— Start of Entries provided —

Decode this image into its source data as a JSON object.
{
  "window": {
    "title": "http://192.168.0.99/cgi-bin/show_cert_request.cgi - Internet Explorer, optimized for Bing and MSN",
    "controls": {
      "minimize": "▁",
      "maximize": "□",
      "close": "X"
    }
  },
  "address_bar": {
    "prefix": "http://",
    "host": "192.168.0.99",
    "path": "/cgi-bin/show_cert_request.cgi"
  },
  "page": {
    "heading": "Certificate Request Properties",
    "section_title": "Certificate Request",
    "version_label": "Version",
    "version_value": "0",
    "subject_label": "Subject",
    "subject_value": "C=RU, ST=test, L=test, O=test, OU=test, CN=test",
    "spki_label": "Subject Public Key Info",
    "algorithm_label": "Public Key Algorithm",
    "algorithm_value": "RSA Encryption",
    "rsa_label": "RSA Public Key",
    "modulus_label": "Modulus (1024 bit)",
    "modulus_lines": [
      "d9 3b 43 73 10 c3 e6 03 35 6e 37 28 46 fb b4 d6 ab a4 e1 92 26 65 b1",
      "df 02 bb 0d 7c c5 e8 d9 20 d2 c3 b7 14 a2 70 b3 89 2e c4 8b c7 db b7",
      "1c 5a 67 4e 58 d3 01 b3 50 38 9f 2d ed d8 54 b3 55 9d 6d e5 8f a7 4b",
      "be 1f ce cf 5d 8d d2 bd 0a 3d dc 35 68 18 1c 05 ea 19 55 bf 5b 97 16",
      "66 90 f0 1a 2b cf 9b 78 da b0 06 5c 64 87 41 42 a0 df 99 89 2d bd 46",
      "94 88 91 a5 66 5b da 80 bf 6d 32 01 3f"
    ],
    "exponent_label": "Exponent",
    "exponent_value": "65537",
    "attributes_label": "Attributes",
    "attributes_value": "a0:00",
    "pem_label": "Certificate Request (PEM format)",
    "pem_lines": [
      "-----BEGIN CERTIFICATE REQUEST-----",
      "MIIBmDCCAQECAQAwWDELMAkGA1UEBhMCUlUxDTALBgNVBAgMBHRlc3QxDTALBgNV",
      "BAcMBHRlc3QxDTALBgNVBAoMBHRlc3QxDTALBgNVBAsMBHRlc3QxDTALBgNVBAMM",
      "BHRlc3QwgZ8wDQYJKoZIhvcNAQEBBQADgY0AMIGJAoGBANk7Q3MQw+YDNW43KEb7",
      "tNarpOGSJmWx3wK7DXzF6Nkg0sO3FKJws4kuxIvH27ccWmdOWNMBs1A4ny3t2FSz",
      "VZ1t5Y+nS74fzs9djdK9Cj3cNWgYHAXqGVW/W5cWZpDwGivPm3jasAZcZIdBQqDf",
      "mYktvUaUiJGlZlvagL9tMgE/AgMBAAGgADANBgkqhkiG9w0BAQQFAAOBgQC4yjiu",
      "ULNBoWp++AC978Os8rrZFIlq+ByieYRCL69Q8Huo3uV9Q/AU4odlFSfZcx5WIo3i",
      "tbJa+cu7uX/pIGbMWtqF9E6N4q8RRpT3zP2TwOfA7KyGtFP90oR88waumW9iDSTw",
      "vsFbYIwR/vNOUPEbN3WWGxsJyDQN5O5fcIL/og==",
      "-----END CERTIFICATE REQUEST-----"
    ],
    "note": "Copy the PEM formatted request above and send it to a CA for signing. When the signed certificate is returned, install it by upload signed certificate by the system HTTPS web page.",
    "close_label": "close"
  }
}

— End of Entries provided —

= Exercise details =
Copy each line of the data that contains the word "page".

= Written reply =
  "page": {
    "note": "Copy the PEM formatted request above and send it to a CA for signing. When the signed certificate is returned, install it by upload signed certificate by the system HTTPS web page.",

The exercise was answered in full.